#### INPUT DATA ####
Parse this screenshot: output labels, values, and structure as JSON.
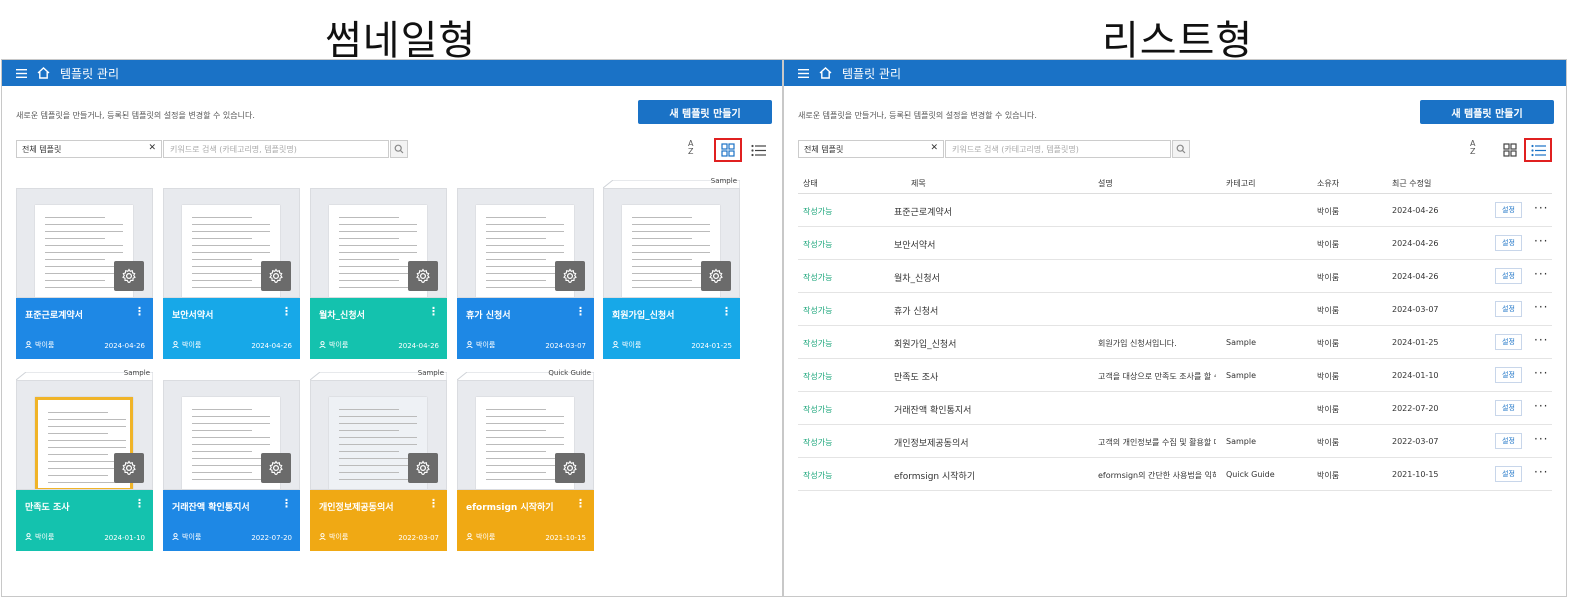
{
  "labels": {
    "thumbnail_view": "썸네일형",
    "list_view": "리스트형"
  },
  "app": {
    "title": "템플릿 관리",
    "description": "새로운 템플릿을 만들거나, 등록된 템플릿의 설정을 변경할 수 있습니다.",
    "new_button": "새 템플릿 만들기",
    "filter_value": "전체 템플릿",
    "filter_clear": "✕",
    "search_placeholder": "키워드로 검색 (카테고리명, 템플릿명)",
    "sort_label_a": "A",
    "sort_label_z": "Z"
  },
  "colors": {
    "header_blue": "#1a72c6",
    "card_blue": "#1e88e5",
    "card_sky": "#17a8e8",
    "card_teal": "#14c2ae",
    "card_gold": "#f0a914",
    "status_green": "#1aa57a",
    "highlight_red": "#e02020"
  },
  "cards": [
    {
      "name": "표준근로계약서",
      "owner": "박이룸",
      "date": "2024-04-26",
      "color": "#1e88e5",
      "tag": ""
    },
    {
      "name": "보안서약서",
      "owner": "박이룸",
      "date": "2024-04-26",
      "color": "#17a8e8",
      "tag": ""
    },
    {
      "name": "월차_신청서",
      "owner": "박이룸",
      "date": "2024-04-26",
      "color": "#14c2ae",
      "tag": ""
    },
    {
      "name": "휴가 신청서",
      "owner": "박이룸",
      "date": "2024-03-07",
      "color": "#1e88e5",
      "tag": ""
    },
    {
      "name": "회원가입_신청서",
      "owner": "박이룸",
      "date": "2024-01-25",
      "color": "#17a8e8",
      "tag": "Sample"
    },
    {
      "name": "만족도 조사",
      "owner": "박이룸",
      "date": "2024-01-10",
      "color": "#14c2ae",
      "tag": "Sample"
    },
    {
      "name": "거래잔액 확인통지서",
      "owner": "박이룸",
      "date": "2022-07-20",
      "color": "#1e88e5",
      "tag": ""
    },
    {
      "name": "개인정보제공동의서",
      "owner": "박이룸",
      "date": "2022-03-07",
      "color": "#f0a914",
      "tag": "Sample"
    },
    {
      "name": "eformsign 시작하기",
      "owner": "박이룸",
      "date": "2021-10-15",
      "color": "#f0a914",
      "tag": "Quick Guide"
    }
  ],
  "list": {
    "headers": {
      "status": "상태",
      "title": "제목",
      "desc": "설명",
      "category": "카테고리",
      "owner": "소유자",
      "modified": "최근 수정일"
    },
    "set_label": "설정",
    "more_label": "···",
    "rows": [
      {
        "status": "작성가능",
        "title": "표준근로계약서",
        "desc": "",
        "category": "",
        "owner": "박이룸",
        "date": "2024-04-26"
      },
      {
        "status": "작성가능",
        "title": "보안서약서",
        "desc": "",
        "category": "",
        "owner": "박이룸",
        "date": "2024-04-26"
      },
      {
        "status": "작성가능",
        "title": "월차_신청서",
        "desc": "",
        "category": "",
        "owner": "박이룸",
        "date": "2024-04-26"
      },
      {
        "status": "작성가능",
        "title": "휴가 신청서",
        "desc": "",
        "category": "",
        "owner": "박이룸",
        "date": "2024-03-07"
      },
      {
        "status": "작성가능",
        "title": "회원가입_신청서",
        "desc": "회원가입 신청서입니다.",
        "category": "Sample",
        "owner": "박이룸",
        "date": "2024-01-25"
      },
      {
        "status": "작성가능",
        "title": "만족도 조사",
        "desc": "고객을 대상으로 만족도 조사를 할 수 …",
        "category": "Sample",
        "owner": "박이룸",
        "date": "2024-01-10"
      },
      {
        "status": "작성가능",
        "title": "거래잔액 확인통지서",
        "desc": "",
        "category": "",
        "owner": "박이룸",
        "date": "2022-07-20"
      },
      {
        "status": "작성가능",
        "title": "개인정보제공동의서",
        "desc": "고객의 개인정보를 수집 및 활용할 때 …",
        "category": "Sample",
        "owner": "박이룸",
        "date": "2022-03-07"
      },
      {
        "status": "작성가능",
        "title": "eformsign 시작하기",
        "desc": "eformsign의 간단한 사용법을 익혀 …",
        "category": "Quick Guide",
        "owner": "박이룸",
        "date": "2021-10-15"
      }
    ]
  }
}
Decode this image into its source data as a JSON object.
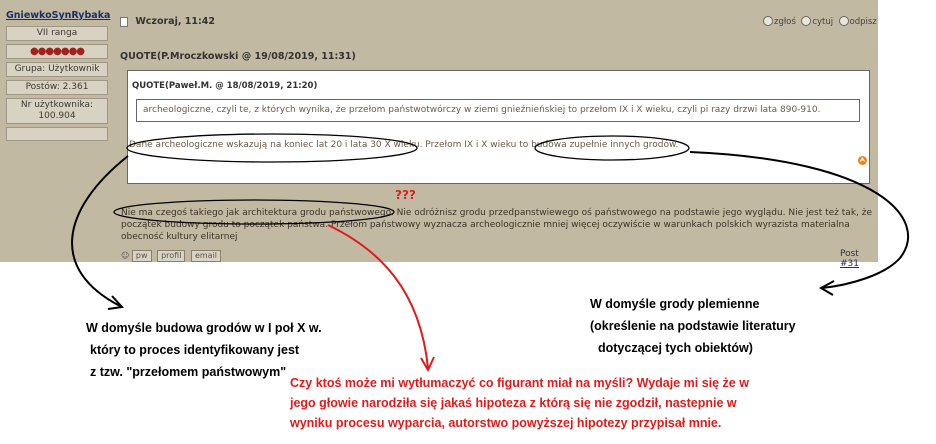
{
  "user": {
    "name": "GniewkoSynRybaka",
    "rank": "VII ranga",
    "group": "Grupa: Użytkownik",
    "posts": "Postów: 2.361",
    "number": "Nr użytkownika: 100.904"
  },
  "post": {
    "date": "Wczoraj, 11:42",
    "actions": {
      "report": "zgłoś",
      "quote": "cytuj",
      "reply": "odpisz"
    },
    "outer_quote_label": "QUOTE(P.Mroczkowski @ 19/08/2019, 11:31)",
    "inner_quote_label": "QUOTE(Paweł.M. @ 18/08/2019, 21:20)",
    "inner_quote_text": "archeologiczne, czyli te, z których wynika, że przełom państwotwórczy w ziemi gnieźnieńskiej to przełom IX i X wieku, czyli pi razy drzwi lata 890-910.",
    "quote_reply": "Dane archeologiczne wskazują na koniec lat 20 i lata 30 X wieku. Przełom IX i X wieku to budowa zupełnie innych grodów.",
    "body": "Nie ma czegoś takiego jak architektura grodu państwowego. Nie odróżnisz grodu przedpanstwiewego oś państwowego na podstawie jego wyglądu. Nie jest też tak, że początek budowy grodu to początek państwa. Przełom państwowy wyznacza archeologicznie mniej więcej oczywiście w warunkach polskich wyrazista materialna obecność kultury elitarnej",
    "links": {
      "pw": "pw",
      "profile": "profil",
      "email": "email"
    },
    "post_label": "Post",
    "post_number": "#31"
  },
  "annotations": {
    "question_marks": "???",
    "left_note": [
      "W domyśle budowa grodów w I poł X w.",
      "który to proces identyfikowany jest",
      "z tzw. \"przełomem państwowym\""
    ],
    "right_note": [
      "W domyśle grody plemienne",
      "(określenie na podstawie literatury",
      "dotyczącej tych obiektów)"
    ],
    "red_note": [
      "Czy ktoś może mi wytłumaczyć co figurant miał na myśli? Wydaje mi się że w",
      "jego głowie narodziła się jakaś hipoteza z którą się nie zgodził, nastepnie w",
      "wyniku procesu wyparcia, autorstwo powyższej hipotezy przypisał mnie."
    ],
    "colors": {
      "red": "#e01b1b",
      "black": "#000000"
    }
  }
}
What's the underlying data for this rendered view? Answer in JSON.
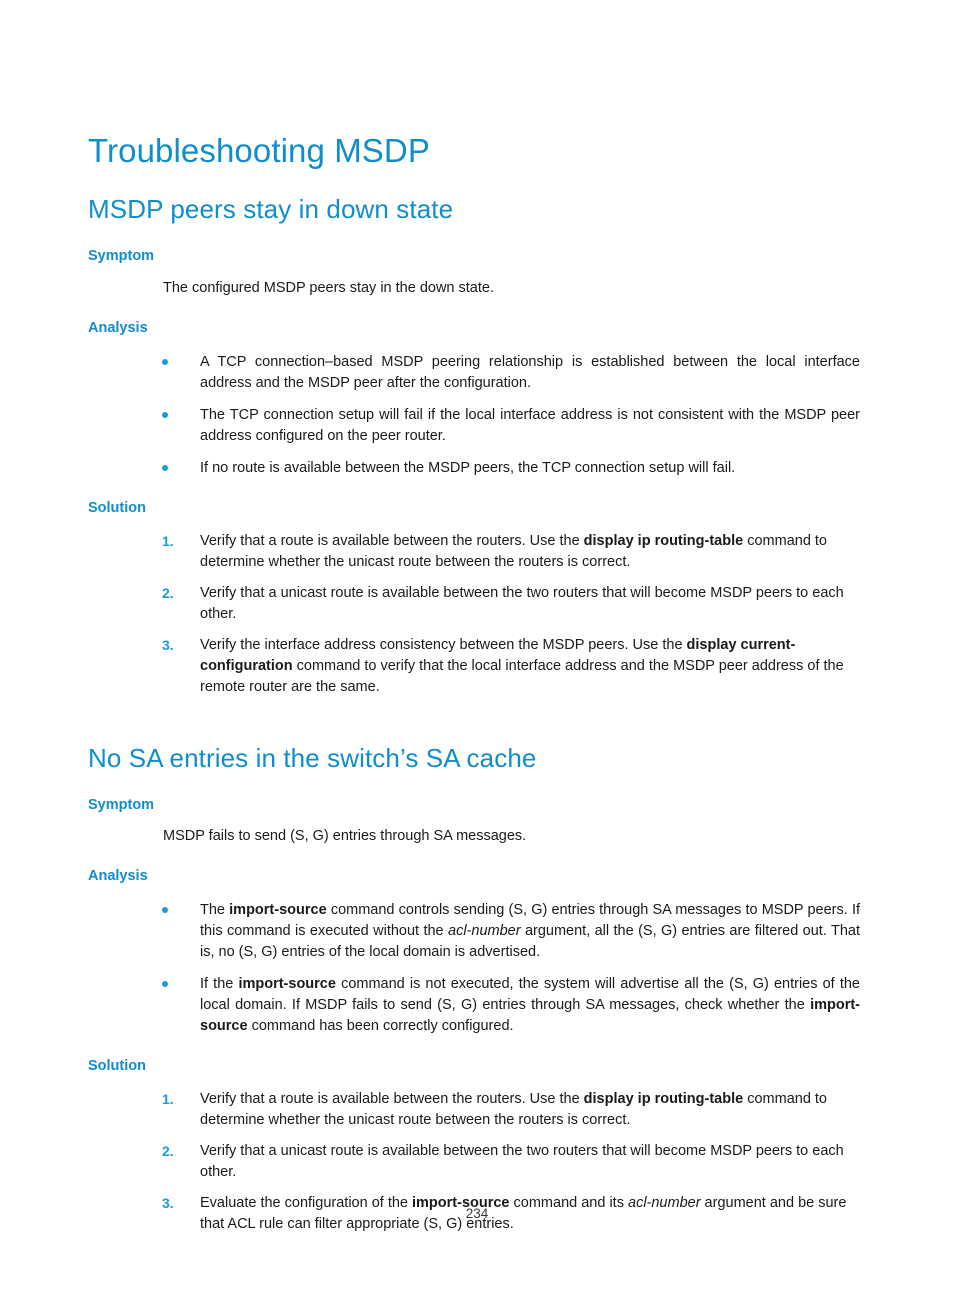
{
  "document": {
    "title": "Troubleshooting MSDP",
    "page_number": "234",
    "accent_color": "#0f8ecb",
    "bullet_color": "#1b9bd7",
    "body_color": "#1a1a1a"
  },
  "sections": [
    {
      "heading": "MSDP peers stay in down state",
      "symptom_label": "Symptom",
      "symptom_text": "The configured MSDP peers stay in the down state.",
      "analysis_label": "Analysis",
      "analysis_items": [
        "A TCP connection–based MSDP peering relationship is established between the local interface address and the MSDP peer after the configuration.",
        "The TCP connection setup will fail if the local interface address is not consistent with the MSDP peer address configured on the peer router.",
        "If no route is available between the MSDP peers, the TCP connection setup will fail."
      ],
      "analysis_items_html": [
        "A TCP connection–based MSDP peering relationship is established between the local interface address and the MSDP peer after the configuration.",
        "The TCP connection setup will fail if the local interface address is not consistent with the MSDP peer address configured on the peer router.",
        "If no route is available between the MSDP peers, the TCP connection setup will fail."
      ],
      "solution_label": "Solution",
      "solution_items": [
        "Verify that a route is available between the routers. Use the display ip routing-table command to determine whether the unicast route between the routers is correct.",
        "Verify that a unicast route is available between the two routers that will become MSDP peers to each other.",
        "Verify the interface address consistency between the MSDP peers. Use the display current-configuration command to verify that the local interface address and the MSDP peer address of the remote router are the same."
      ],
      "solution_items_html": [
        "Verify that a route is available between the routers. Use the <b>display ip routing-table</b> command to determine whether the unicast route between the routers is correct.",
        "Verify that a unicast route is available between the two routers that will become MSDP peers to each other.",
        "Verify the interface address consistency between the MSDP peers. Use the <b>display current-configuration</b> command to verify that the local interface address and the MSDP peer address of the remote router are the same."
      ],
      "solution_numbers": [
        "1.",
        "2.",
        "3."
      ]
    },
    {
      "heading": "No SA entries in the switch’s SA cache",
      "symptom_label": "Symptom",
      "symptom_text": "MSDP fails to send (S, G) entries through SA messages.",
      "analysis_label": "Analysis",
      "analysis_items": [
        "The import-source command controls sending (S, G) entries through SA messages to MSDP peers. If this command is executed without the acl-number argument, all the (S, G) entries are filtered out. That is, no (S, G) entries of the local domain is advertised.",
        "If the import-source command is not executed, the system will advertise all the (S, G) entries of the local domain. If MSDP fails to send (S, G) entries through SA messages, check whether the import-source command has been correctly configured."
      ],
      "analysis_items_html": [
        "The <b>import-source</b> command controls sending (S, G) entries through SA messages to MSDP peers. If this command is executed without the <i>acl-number</i> argument, all the (S, G) entries are filtered out. That is, no (S, G) entries of the local domain is advertised.",
        "If the <b>import-source</b> command is not executed, the system will advertise all the (S, G) entries of the local domain. If MSDP fails to send (S, G) entries through SA messages, check whether the <b>import-source</b> command has been correctly configured."
      ],
      "solution_label": "Solution",
      "solution_items": [
        "Verify that a route is available between the routers. Use the display ip routing-table command to determine whether the unicast route between the routers is correct.",
        "Verify that a unicast route is available between the two routers that will become MSDP peers to each other.",
        "Evaluate the configuration of the import-source command and its acl-number argument and be sure that ACL rule can filter appropriate (S, G) entries."
      ],
      "solution_items_html": [
        "Verify that a route is available between the routers. Use the <b>display ip routing-table</b> command to determine whether the unicast route between the routers is correct.",
        "Verify that a unicast route is available between the two routers that will become MSDP peers to each other.",
        "Evaluate the configuration of the <b>import-source</b> command and its <i>acl-number</i> argument and be sure that ACL rule can filter appropriate (S, G) entries."
      ],
      "solution_numbers": [
        "1.",
        "2.",
        "3."
      ]
    }
  ]
}
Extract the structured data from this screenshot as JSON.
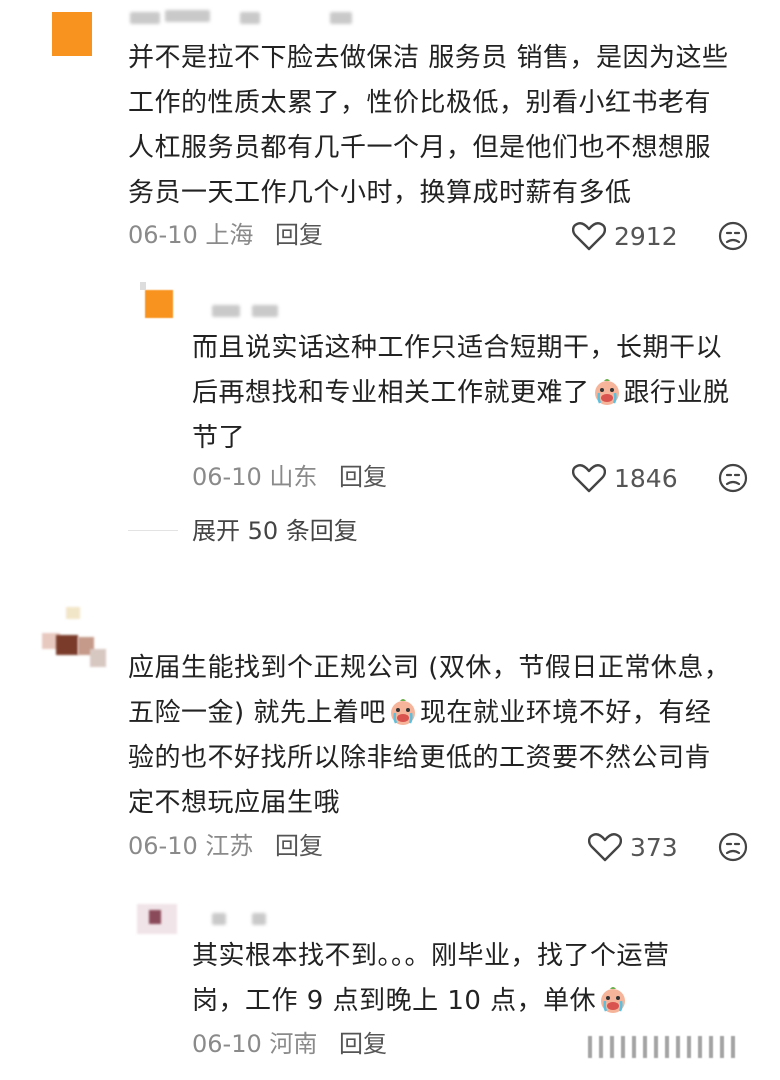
{
  "comments": [
    {
      "text": "并不是拉不下脸去做保洁 服务员 销售，是因为这些工作的性质太累了，性价比极低，别看小红书老有人杠服务员都有几千一个月，但是他们也不想想服务员一天工作几个小时，换算成时薪有多低",
      "lines": [
        "并不是拉不下脸去做保洁 服务员 销售，是因为这些",
        "工作的性质太累了，性价比极低，别看小红书老有",
        "人杠服务员都有几千一个月，但是他们也不想想服",
        "务员一天工作几个小时，换算成时薪有多低"
      ],
      "date": "06-10",
      "location": "上海",
      "reply_label": "回复",
      "likes": "2912"
    },
    {
      "line1": "而且说实话这种工作只适合短期干，长期干以",
      "line2a": "后再想找和专业相关工作就更难了",
      "line2b": "跟行业脱",
      "line3": "节了",
      "date": "06-10",
      "location": "山东",
      "reply_label": "回复",
      "likes": "1846"
    },
    {
      "line1": "应届生能找到个正规公司 (双休，节假日正常休息，",
      "line2a": "五险一金) 就先上着吧",
      "line2b": "现在就业环境不好，有经",
      "line3": "验的也不好找所以除非给更低的工资要不然公司肯",
      "line4": "定不想玩应届生哦",
      "date": "06-10",
      "location": "江苏",
      "reply_label": "回复",
      "likes": "373"
    },
    {
      "line1": "其实根本找不到。。。刚毕业，找了个运营",
      "line2": "岗，工作 9 点到晚上 10 点，单休",
      "date": "06-10",
      "location": "河南",
      "reply_label": "回复"
    }
  ],
  "expand_replies": "展开 50 条回复",
  "icons": {
    "like": "heart-outline-icon",
    "dislike": "unhappy-face-icon",
    "emoji": "crying-emoji-icon"
  },
  "colors": {
    "text": "#222222",
    "meta": "#8a8a8a",
    "avatar1": "#f7931e"
  }
}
####
• **WHAT IS EXPECTED**: Pick out every line with the string "시작하기" and copy it.

• **TASK ANSWER**:
      "name": "eformsign 시작하기",
        "title": "eformsign 시작하기",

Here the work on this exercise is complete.